RECORDS SHOWN:
⁂
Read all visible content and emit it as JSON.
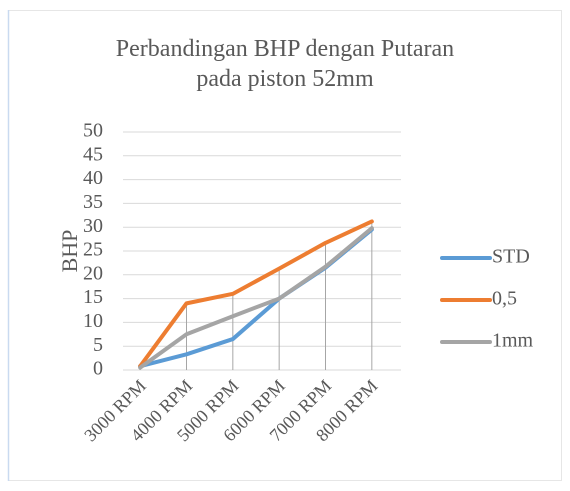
{
  "chart_data": {
    "type": "line",
    "title": "Perbandingan BHP dengan Putaran pada piston 52mm",
    "y_label": "BHP",
    "categories": [
      "3000 RPM",
      "4000 RPM",
      "5000 RPM",
      "6000 RPM",
      "7000 RPM",
      "8000 RPM"
    ],
    "series": [
      {
        "name": "STD",
        "color": "#5b9bd5",
        "values": [
          0.8,
          3.3,
          6.5,
          15,
          21.5,
          29.5
        ]
      },
      {
        "name": "0,5",
        "color": "#ed7d31",
        "values": [
          0.8,
          14,
          16,
          21.3,
          26.7,
          31.2
        ]
      },
      {
        "name": "1mm",
        "color": "#a5a5a5",
        "values": [
          0.5,
          7.5,
          11.3,
          15,
          21.7,
          29.8
        ]
      }
    ],
    "ylim": [
      0,
      50
    ],
    "yticks": [
      0,
      5,
      10,
      15,
      20,
      25,
      30,
      35,
      40,
      45,
      50
    ],
    "grid": true,
    "drop_lines": true,
    "legend": "right"
  }
}
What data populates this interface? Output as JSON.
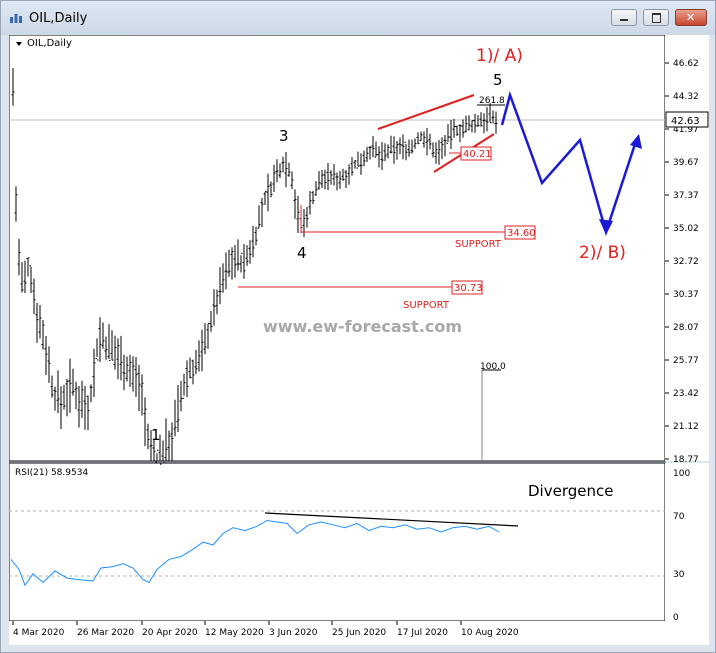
⁂
Quote each record exactly as it stands, minus the pictures.

EXERCISE RESPONSE:
Read all visible content and emit it as JSON.
{
  "chart_data": {
    "type": "line",
    "title": "Perbandingan BHP dengan Putaran pada piston 52mm",
    "y_label": "BHP",
    "categories": [
      "3000 RPM",
      "4000 RPM",
      "5000 RPM",
      "6000 RPM",
      "7000 RPM",
      "8000 RPM"
    ],
    "series": [
      {
        "name": "STD",
        "color": "#5b9bd5",
        "values": [
          0.8,
          3.3,
          6.5,
          15,
          21.5,
          29.5
        ]
      },
      {
        "name": "0,5",
        "color": "#ed7d31",
        "values": [
          0.8,
          14,
          16,
          21.3,
          26.7,
          31.2
        ]
      },
      {
        "name": "1mm",
        "color": "#a5a5a5",
        "values": [
          0.5,
          7.5,
          11.3,
          15,
          21.7,
          29.8
        ]
      }
    ],
    "ylim": [
      0,
      50
    ],
    "yticks": [
      0,
      5,
      10,
      15,
      20,
      25,
      30,
      35,
      40,
      45,
      50
    ],
    "grid": true,
    "drop_lines": true,
    "legend": "right"
  }
}
What data populates this interface? Output as JSON.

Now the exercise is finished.